## Written exercise
Write out the material exactly, without any of its pictures.

## Task data
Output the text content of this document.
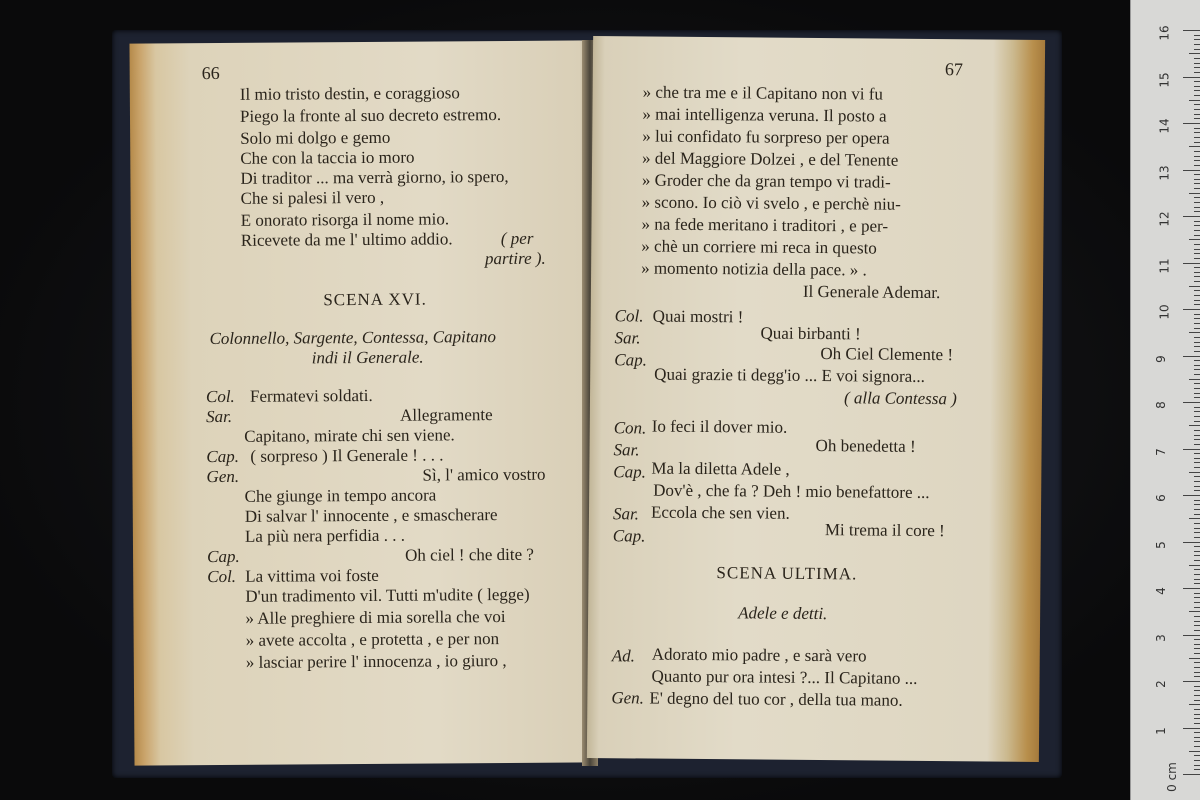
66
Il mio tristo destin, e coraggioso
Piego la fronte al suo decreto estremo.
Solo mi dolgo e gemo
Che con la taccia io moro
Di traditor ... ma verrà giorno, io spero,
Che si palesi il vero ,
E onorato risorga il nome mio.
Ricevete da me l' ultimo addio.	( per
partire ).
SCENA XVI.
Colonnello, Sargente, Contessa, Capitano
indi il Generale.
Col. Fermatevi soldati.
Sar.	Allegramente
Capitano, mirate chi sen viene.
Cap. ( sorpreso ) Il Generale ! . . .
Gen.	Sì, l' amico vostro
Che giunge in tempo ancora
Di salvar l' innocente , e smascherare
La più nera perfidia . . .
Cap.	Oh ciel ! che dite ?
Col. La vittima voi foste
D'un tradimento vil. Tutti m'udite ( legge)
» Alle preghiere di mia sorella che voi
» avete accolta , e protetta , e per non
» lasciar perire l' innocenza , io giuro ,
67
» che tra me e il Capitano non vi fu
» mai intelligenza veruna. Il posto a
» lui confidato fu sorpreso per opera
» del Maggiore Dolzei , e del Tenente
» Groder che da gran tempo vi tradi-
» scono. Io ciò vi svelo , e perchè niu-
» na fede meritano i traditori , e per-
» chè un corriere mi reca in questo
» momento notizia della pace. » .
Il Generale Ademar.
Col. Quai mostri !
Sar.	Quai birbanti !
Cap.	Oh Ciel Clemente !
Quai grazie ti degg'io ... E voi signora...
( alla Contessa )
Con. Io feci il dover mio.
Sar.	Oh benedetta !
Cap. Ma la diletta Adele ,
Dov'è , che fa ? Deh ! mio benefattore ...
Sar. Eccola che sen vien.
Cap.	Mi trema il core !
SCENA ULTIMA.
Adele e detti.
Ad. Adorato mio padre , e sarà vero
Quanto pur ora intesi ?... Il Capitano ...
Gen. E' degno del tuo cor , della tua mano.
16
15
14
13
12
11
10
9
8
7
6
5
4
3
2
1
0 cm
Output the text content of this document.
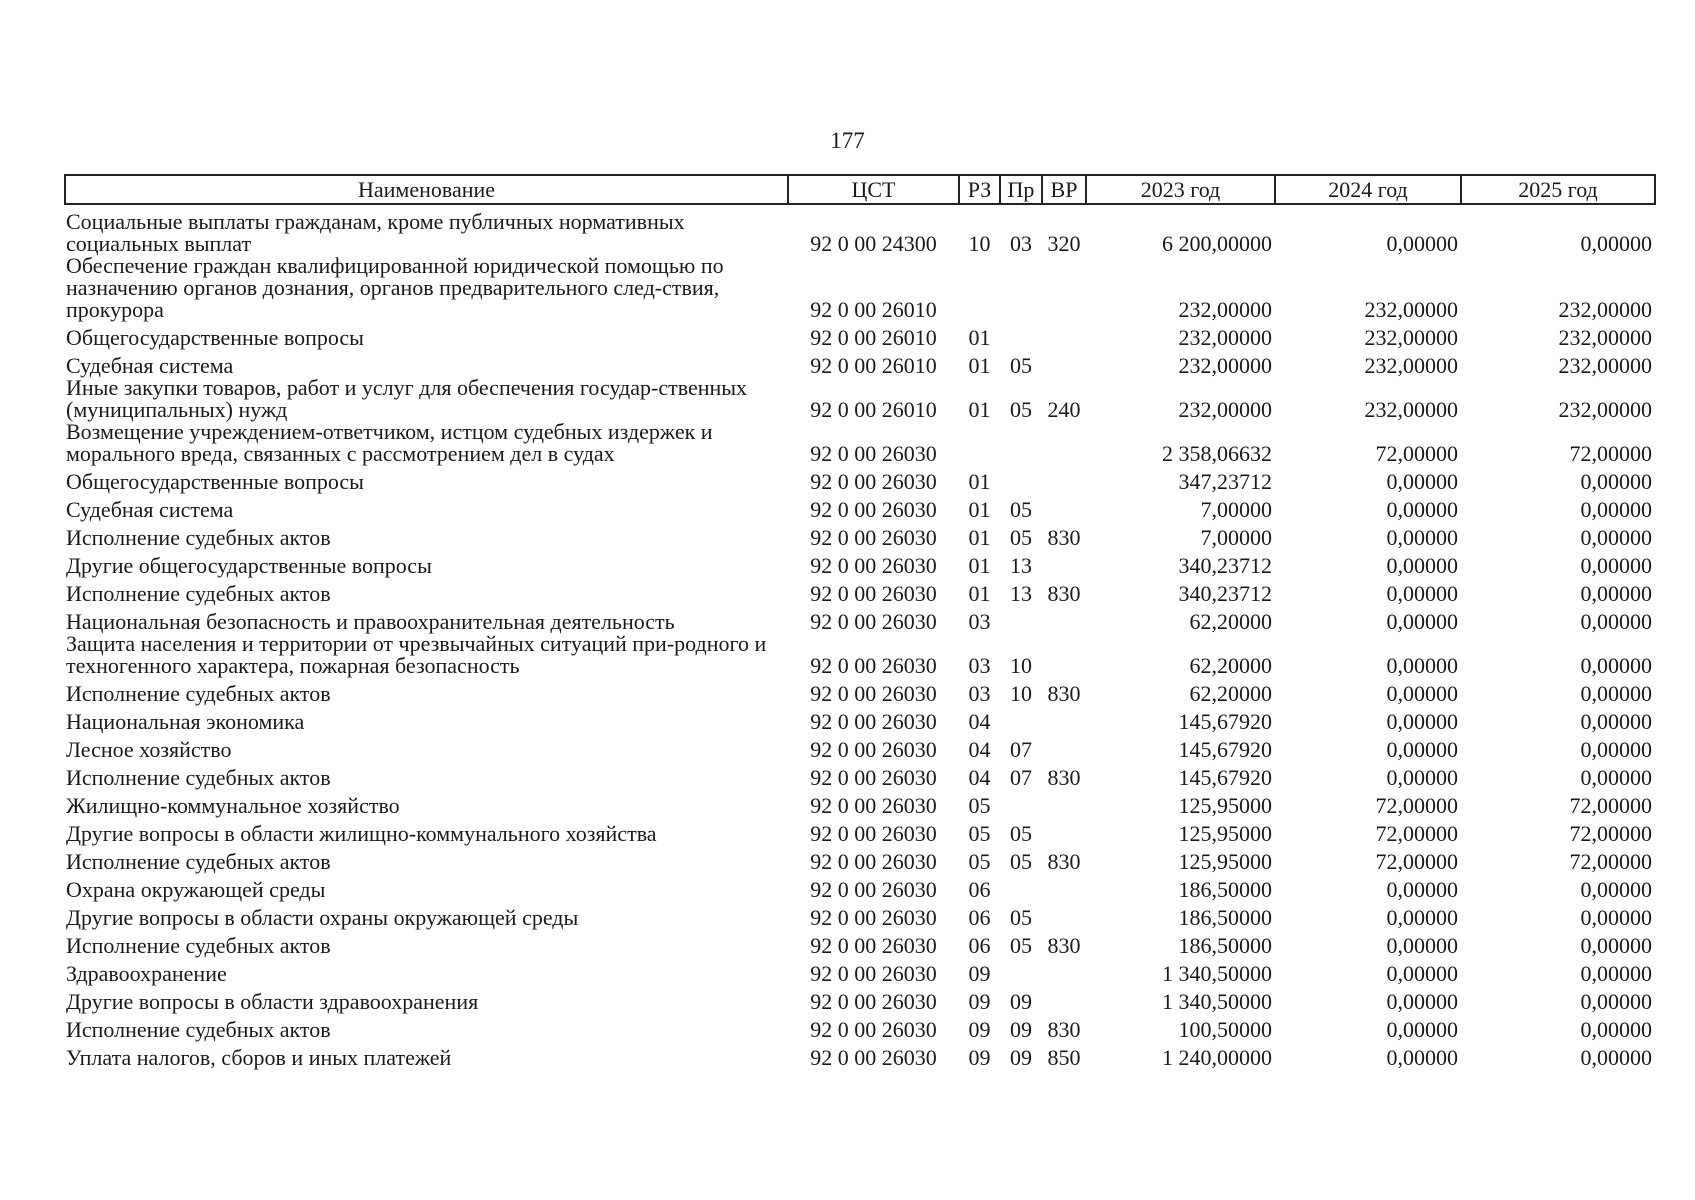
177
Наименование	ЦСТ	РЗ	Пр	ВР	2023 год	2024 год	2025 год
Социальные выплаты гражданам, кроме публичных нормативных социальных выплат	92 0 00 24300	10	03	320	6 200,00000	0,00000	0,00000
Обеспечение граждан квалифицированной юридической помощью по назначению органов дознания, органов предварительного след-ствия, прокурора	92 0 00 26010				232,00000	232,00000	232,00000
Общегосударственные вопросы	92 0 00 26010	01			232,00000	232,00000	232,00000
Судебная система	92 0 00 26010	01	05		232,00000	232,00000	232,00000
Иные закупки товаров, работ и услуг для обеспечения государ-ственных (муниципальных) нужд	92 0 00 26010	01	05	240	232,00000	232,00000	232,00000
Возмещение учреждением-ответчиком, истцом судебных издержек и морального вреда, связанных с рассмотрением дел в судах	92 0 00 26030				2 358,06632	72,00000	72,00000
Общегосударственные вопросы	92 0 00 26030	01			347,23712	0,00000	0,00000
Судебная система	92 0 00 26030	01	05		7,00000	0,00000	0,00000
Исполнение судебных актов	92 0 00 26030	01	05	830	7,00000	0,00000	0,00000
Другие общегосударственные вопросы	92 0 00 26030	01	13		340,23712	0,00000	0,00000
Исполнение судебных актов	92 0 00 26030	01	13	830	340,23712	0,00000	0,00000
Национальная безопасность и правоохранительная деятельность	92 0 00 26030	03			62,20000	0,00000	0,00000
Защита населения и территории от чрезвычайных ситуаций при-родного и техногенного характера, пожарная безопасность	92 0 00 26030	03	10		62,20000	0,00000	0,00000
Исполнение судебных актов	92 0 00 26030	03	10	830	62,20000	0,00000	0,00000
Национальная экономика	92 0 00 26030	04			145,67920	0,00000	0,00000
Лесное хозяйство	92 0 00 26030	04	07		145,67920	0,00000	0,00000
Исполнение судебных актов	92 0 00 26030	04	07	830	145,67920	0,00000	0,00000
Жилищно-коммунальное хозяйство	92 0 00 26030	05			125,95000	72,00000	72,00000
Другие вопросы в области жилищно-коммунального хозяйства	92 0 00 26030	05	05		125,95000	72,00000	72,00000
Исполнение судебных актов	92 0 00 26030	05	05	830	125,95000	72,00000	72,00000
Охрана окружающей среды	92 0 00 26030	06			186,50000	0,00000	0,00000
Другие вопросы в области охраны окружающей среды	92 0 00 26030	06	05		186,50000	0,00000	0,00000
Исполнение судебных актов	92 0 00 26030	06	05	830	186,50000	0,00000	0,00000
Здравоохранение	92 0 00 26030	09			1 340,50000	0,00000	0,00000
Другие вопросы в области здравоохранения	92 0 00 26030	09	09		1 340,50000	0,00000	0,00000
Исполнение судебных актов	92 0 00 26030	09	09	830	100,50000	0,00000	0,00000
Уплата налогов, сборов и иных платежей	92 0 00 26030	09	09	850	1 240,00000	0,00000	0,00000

## Written response
Output the text content of this document.
66
Il mio tristo destin, e coraggioso
Piego la fronte al suo decreto estremo.
Solo mi dolgo e gemo
Che con la taccia io moro
Di traditor ... ma verrà giorno, io spero,
Che si palesi il vero ,
E onorato risorga il nome mio.
Ricevete da me l' ultimo addio.	( per
partire ).
SCENA XVI.
Colonnello, Sargente, Contessa, Capitano
indi il Generale.
Col. Fermatevi soldati.
Sar.	Allegramente
Capitano, mirate chi sen viene.
Cap. ( sorpreso ) Il Generale ! . . .
Gen.	Sì, l' amico vostro
Che giunge in tempo ancora
Di salvar l' innocente , e smascherare
La più nera perfidia . . .
Cap.	Oh ciel ! che dite ?
Col. La vittima voi foste
D'un tradimento vil. Tutti m'udite ( legge)
» Alle preghiere di mia sorella che voi
» avete accolta , e protetta , e per non
» lasciar perire l' innocenza , io giuro ,
67
» che tra me e il Capitano non vi fu
» mai intelligenza veruna. Il posto a
» lui confidato fu sorpreso per opera
» del Maggiore Dolzei , e del Tenente
» Groder che da gran tempo vi tradi-
» scono. Io ciò vi svelo , e perchè niu-
» na fede meritano i traditori , e per-
» chè un corriere mi reca in questo
» momento notizia della pace. » .
Il Generale Ademar.
Col. Quai mostri !
Sar.	Quai birbanti !
Cap.	Oh Ciel Clemente !
Quai grazie ti degg'io ... E voi signora...
( alla Contessa )
Con. Io feci il dover mio.
Sar.	Oh benedetta !
Cap. Ma la diletta Adele ,
Dov'è , che fa ? Deh ! mio benefattore ...
Sar. Eccola che sen vien.
Cap.	Mi trema il core !
SCENA ULTIMA.
Adele e detti.
Ad. Adorato mio padre , e sarà vero
Quanto pur ora intesi ?... Il Capitano ...
Gen. E' degno del tuo cor , della tua mano.
16
15
14
13
12
11
10
9
8
7
6
5
4
3
2
1
0 cm
Output the text content of this document.
177
Наименование	ЦСТ	РЗ	Пр	ВР	2023 год	2024 год	2025 год
Социальные выплаты гражданам, кроме публичных нормативных социальных выплат	92 0 00 24300	10	03	320	6 200,00000	0,00000	0,00000
Обеспечение граждан квалифицированной юридической помощью по назначению органов дознания, органов предварительного след-ствия, прокурора	92 0 00 26010				232,00000	232,00000	232,00000
Общегосударственные вопросы	92 0 00 26010	01			232,00000	232,00000	232,00000
Судебная система	92 0 00 26010	01	05		232,00000	232,00000	232,00000
Иные закупки товаров, работ и услуг для обеспечения государ-ственных (муниципальных) нужд	92 0 00 26010	01	05	240	232,00000	232,00000	232,00000
Возмещение учреждением-ответчиком, истцом судебных издержек и морального вреда, связанных с рассмотрением дел в судах	92 0 00 26030				2 358,06632	72,00000	72,00000
Общегосударственные вопросы	92 0 00 26030	01			347,23712	0,00000	0,00000
Судебная система	92 0 00 26030	01	05		7,00000	0,00000	0,00000
Исполнение судебных актов	92 0 00 26030	01	05	830	7,00000	0,00000	0,00000
Другие общегосударственные вопросы	92 0 00 26030	01	13		340,23712	0,00000	0,00000
Исполнение судебных актов	92 0 00 26030	01	13	830	340,23712	0,00000	0,00000
Национальная безопасность и правоохранительная деятельность	92 0 00 26030	03			62,20000	0,00000	0,00000
Защита населения и территории от чрезвычайных ситуаций при-родного и техногенного характера, пожарная безопасность	92 0 00 26030	03	10		62,20000	0,00000	0,00000
Исполнение судебных актов	92 0 00 26030	03	10	830	62,20000	0,00000	0,00000
Национальная экономика	92 0 00 26030	04			145,67920	0,00000	0,00000
Лесное хозяйство	92 0 00 26030	04	07		145,67920	0,00000	0,00000
Исполнение судебных актов	92 0 00 26030	04	07	830	145,67920	0,00000	0,00000
Жилищно-коммунальное хозяйство	92 0 00 26030	05			125,95000	72,00000	72,00000
Другие вопросы в области жилищно-коммунального хозяйства	92 0 00 26030	05	05		125,95000	72,00000	72,00000
Исполнение судебных актов	92 0 00 26030	05	05	830	125,95000	72,00000	72,00000
Охрана окружающей среды	92 0 00 26030	06			186,50000	0,00000	0,00000
Другие вопросы в области охраны окружающей среды	92 0 00 26030	06	05		186,50000	0,00000	0,00000
Исполнение судебных актов	92 0 00 26030	06	05	830	186,50000	0,00000	0,00000
Здравоохранение	92 0 00 26030	09			1 340,50000	0,00000	0,00000
Другие вопросы в области здравоохранения	92 0 00 26030	09	09		1 340,50000	0,00000	0,00000
Исполнение судебных актов	92 0 00 26030	09	09	830	100,50000	0,00000	0,00000
Уплата налогов, сборов и иных платежей	92 0 00 26030	09	09	850	1 240,00000	0,00000	0,00000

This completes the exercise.